### REQUIREMENTS
Repeat each entry word for word. Leave any images out of the copy.

Saved entries
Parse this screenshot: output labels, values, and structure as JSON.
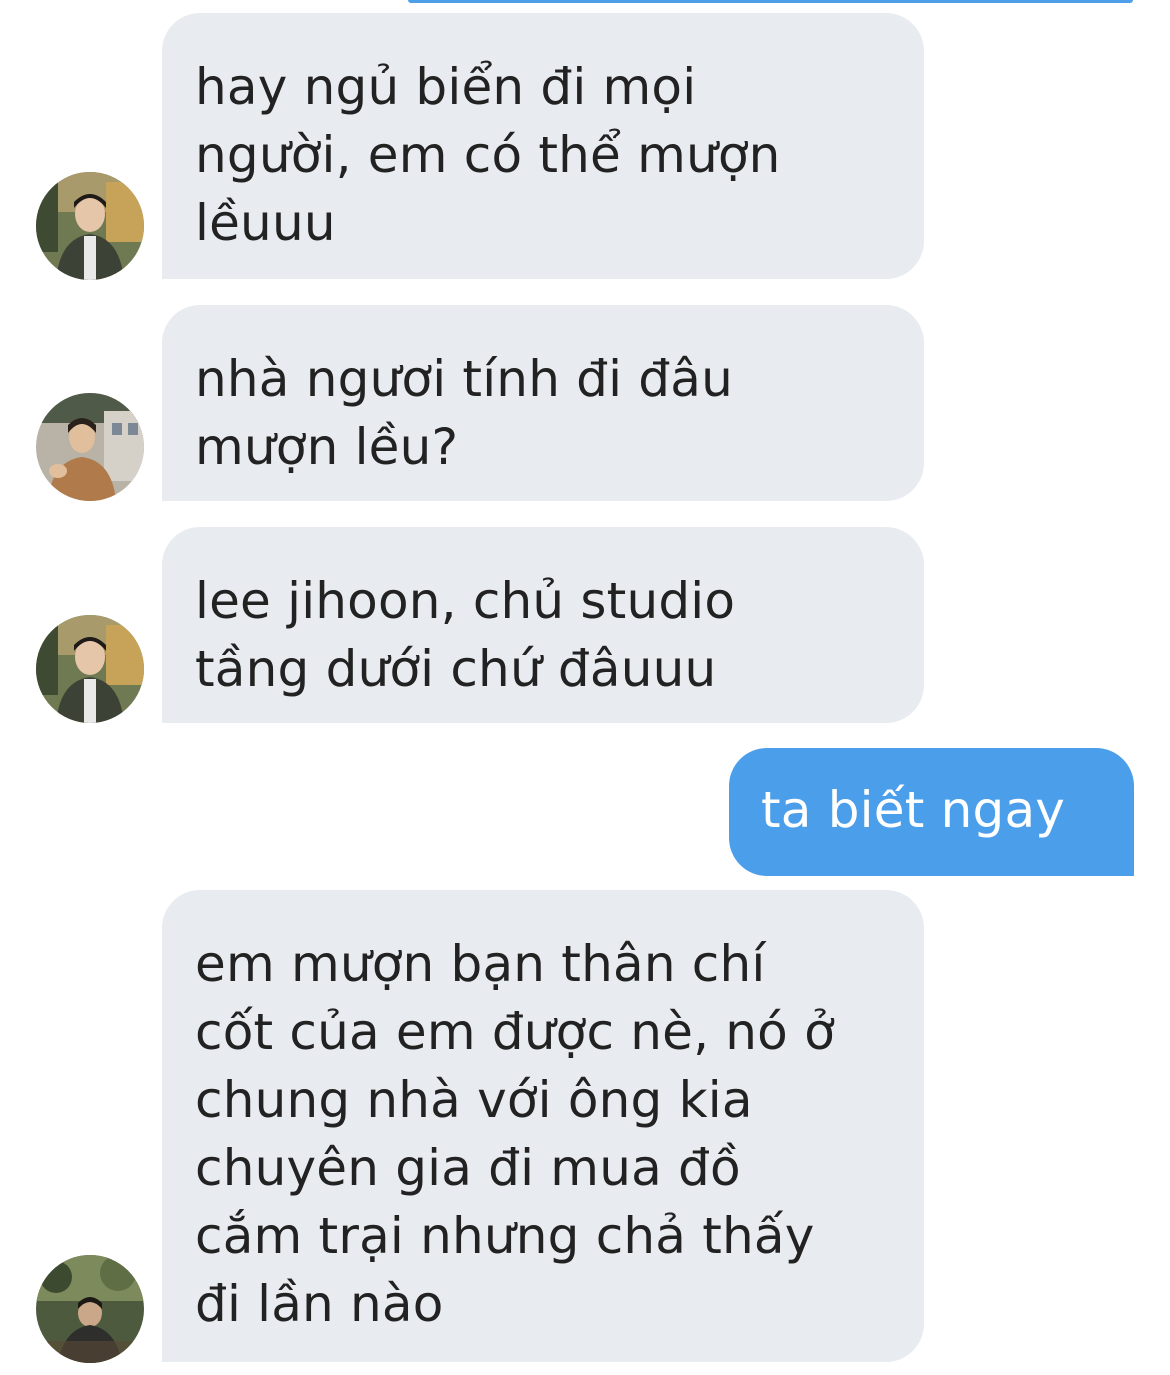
{
  "conversation": {
    "messages": [
      {
        "direction": "incoming",
        "lines": [
          "hay ngủ biển đi mọi",
          "người, em có thể mượn",
          "lềuuu"
        ]
      },
      {
        "direction": "incoming",
        "lines": [
          "nhà ngươi tính đi đâu",
          "mượn lều?"
        ]
      },
      {
        "direction": "incoming",
        "lines": [
          "lee jihoon, chủ studio",
          "tầng dưới chứ đâuuu"
        ]
      },
      {
        "direction": "outgoing",
        "lines": [
          "ta biết ngay"
        ]
      },
      {
        "direction": "incoming",
        "lines": [
          "em mượn bạn thân chí",
          "cốt của em được nè, nó ở",
          "chung nhà với ông kia",
          "chuyên gia đi mua đồ",
          "cắm trại nhưng chả thấy",
          "đi lần nào"
        ]
      }
    ]
  },
  "colors": {
    "incoming_bubble": "#e8ecf0",
    "outgoing_bubble": "#4b9eea",
    "incoming_text": "#222222",
    "outgoing_text": "#ffffff"
  }
}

### CORRECT ANSWER
Parse this screenshot: output labels, values, and structure as JSON.
{
  "conversation": {
    "messages": [
      {
        "direction": "incoming",
        "lines": [
          "hay ngủ biển đi mọi",
          "người, em có thể mượn",
          "lềuuu"
        ]
      },
      {
        "direction": "incoming",
        "lines": [
          "nhà ngươi tính đi đâu",
          "mượn lều?"
        ]
      },
      {
        "direction": "incoming",
        "lines": [
          "lee jihoon, chủ studio",
          "tầng dưới chứ đâuuu"
        ]
      },
      {
        "direction": "outgoing",
        "lines": [
          "ta biết ngay"
        ]
      },
      {
        "direction": "incoming",
        "lines": [
          "em mượn bạn thân chí",
          "cốt của em được nè, nó ở",
          "chung nhà với ông kia",
          "chuyên gia đi mua đồ",
          "cắm trại nhưng chả thấy",
          "đi lần nào"
        ]
      }
    ]
  },
  "colors": {
    "incoming_bubble": "#e8ecf0",
    "outgoing_bubble": "#4b9eea",
    "incoming_text": "#222222",
    "outgoing_text": "#ffffff"
  }
}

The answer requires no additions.